◆ Short task ◆
Provide only the number of lines where "Tamil" occurs.

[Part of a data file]
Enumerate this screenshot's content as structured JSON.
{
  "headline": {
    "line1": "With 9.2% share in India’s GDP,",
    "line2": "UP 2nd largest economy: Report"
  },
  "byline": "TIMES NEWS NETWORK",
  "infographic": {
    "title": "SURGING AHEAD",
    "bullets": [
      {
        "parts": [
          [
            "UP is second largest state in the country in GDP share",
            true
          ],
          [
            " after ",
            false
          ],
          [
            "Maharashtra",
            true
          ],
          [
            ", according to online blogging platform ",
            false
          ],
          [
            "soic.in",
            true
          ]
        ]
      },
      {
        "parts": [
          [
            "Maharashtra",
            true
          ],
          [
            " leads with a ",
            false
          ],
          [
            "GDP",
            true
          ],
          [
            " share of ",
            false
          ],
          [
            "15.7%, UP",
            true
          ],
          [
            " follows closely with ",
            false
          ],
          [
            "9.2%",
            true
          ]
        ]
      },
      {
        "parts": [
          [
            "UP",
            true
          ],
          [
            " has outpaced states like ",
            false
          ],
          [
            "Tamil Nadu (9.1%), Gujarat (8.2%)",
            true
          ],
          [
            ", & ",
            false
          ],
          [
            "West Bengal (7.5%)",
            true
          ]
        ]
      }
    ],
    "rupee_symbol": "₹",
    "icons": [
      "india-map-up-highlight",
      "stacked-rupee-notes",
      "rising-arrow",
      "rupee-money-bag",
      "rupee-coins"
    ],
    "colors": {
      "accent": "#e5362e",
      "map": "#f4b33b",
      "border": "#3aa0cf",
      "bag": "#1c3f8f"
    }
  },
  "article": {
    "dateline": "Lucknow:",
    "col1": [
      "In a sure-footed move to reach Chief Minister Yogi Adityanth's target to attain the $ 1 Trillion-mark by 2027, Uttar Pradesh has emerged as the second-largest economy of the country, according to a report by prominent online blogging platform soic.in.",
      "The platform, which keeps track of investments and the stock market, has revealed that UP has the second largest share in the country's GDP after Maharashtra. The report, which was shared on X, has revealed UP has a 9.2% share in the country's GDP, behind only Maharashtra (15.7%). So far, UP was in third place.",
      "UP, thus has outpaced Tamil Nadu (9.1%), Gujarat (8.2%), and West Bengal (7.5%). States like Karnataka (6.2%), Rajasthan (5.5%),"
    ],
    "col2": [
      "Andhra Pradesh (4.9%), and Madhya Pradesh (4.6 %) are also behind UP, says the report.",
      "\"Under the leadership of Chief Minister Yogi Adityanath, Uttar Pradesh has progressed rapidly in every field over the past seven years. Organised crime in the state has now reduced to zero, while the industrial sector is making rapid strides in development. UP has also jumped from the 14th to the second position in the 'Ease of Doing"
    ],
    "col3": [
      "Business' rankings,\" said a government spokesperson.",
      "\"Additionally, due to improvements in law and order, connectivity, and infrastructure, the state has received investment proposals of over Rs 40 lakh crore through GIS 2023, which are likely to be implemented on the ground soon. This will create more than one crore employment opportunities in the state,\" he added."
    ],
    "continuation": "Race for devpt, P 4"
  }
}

◆ Final answer ◆
2